"""
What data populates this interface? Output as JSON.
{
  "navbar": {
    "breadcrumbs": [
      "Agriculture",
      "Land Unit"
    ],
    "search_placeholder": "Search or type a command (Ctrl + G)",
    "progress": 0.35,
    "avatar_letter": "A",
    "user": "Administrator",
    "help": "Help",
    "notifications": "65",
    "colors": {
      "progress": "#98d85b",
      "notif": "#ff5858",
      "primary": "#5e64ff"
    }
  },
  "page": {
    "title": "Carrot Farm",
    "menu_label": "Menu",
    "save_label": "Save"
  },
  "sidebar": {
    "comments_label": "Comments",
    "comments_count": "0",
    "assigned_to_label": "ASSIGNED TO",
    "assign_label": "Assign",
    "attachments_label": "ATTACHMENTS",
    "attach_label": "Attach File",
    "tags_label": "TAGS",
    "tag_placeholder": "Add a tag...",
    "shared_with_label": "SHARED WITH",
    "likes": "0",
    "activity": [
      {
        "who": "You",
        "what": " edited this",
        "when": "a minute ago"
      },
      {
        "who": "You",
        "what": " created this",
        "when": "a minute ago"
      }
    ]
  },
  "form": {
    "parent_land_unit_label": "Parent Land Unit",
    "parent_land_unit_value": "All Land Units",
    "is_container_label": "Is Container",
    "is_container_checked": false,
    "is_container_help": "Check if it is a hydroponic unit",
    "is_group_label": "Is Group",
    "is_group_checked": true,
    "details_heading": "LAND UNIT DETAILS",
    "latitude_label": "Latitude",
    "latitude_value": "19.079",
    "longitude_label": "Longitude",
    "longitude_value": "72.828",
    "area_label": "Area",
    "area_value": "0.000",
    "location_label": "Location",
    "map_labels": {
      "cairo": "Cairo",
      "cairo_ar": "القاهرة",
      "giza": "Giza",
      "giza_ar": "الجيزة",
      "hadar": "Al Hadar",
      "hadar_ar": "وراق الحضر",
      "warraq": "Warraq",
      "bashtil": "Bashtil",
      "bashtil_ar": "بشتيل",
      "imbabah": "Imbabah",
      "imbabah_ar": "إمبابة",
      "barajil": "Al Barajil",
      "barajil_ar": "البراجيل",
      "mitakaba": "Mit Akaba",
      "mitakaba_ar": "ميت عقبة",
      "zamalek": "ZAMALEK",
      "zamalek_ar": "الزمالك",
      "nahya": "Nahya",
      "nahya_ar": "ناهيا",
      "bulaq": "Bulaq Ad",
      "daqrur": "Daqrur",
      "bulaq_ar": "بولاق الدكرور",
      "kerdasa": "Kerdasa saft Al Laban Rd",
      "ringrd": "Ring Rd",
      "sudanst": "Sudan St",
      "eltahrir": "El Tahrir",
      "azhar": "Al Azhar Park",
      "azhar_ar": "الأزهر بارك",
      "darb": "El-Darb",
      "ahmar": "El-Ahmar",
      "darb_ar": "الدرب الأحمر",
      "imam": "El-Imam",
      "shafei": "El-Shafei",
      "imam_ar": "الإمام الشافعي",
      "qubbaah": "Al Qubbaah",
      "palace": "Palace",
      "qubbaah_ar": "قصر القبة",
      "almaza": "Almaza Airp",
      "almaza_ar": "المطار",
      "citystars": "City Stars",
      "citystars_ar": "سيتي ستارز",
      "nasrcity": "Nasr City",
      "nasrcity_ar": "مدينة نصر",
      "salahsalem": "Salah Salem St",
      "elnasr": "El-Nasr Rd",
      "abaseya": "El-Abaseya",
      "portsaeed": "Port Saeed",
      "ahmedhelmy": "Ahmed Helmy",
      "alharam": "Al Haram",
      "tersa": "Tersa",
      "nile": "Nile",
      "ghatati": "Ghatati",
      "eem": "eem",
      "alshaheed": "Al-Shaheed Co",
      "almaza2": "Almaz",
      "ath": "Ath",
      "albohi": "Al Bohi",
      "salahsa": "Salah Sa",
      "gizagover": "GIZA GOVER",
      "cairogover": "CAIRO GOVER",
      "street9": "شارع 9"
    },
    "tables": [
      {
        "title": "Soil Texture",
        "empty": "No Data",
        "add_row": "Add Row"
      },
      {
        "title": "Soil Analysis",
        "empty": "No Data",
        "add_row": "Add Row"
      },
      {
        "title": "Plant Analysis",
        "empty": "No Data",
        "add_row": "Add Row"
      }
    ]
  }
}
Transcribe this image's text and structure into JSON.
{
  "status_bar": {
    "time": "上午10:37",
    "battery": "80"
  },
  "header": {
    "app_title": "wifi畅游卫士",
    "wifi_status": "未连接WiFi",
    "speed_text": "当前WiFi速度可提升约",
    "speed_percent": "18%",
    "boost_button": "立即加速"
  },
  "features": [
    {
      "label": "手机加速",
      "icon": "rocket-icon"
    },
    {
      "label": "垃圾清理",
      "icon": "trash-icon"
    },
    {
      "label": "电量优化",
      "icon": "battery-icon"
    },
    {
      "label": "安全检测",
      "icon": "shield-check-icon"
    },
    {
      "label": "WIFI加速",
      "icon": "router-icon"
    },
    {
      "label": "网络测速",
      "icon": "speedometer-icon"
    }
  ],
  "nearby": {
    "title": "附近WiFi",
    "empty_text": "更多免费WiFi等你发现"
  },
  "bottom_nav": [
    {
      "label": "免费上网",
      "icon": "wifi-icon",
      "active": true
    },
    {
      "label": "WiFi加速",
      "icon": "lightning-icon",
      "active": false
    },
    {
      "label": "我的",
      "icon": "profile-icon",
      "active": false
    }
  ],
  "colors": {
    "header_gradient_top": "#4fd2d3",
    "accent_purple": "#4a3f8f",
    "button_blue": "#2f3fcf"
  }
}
"""
• What you will do: Find each line holding the word "icon" and copy it.

• Solution to the problem:
      "icon": "rocket-icon"
      "icon": "trash-icon"
      "icon": "battery-icon"
      "icon": "shield-check-icon"
      "icon": "router-icon"
      "icon": "speedometer-icon"
      "icon": "wifi-icon",
      "icon": "lightning-icon",
      "icon": "profile-icon",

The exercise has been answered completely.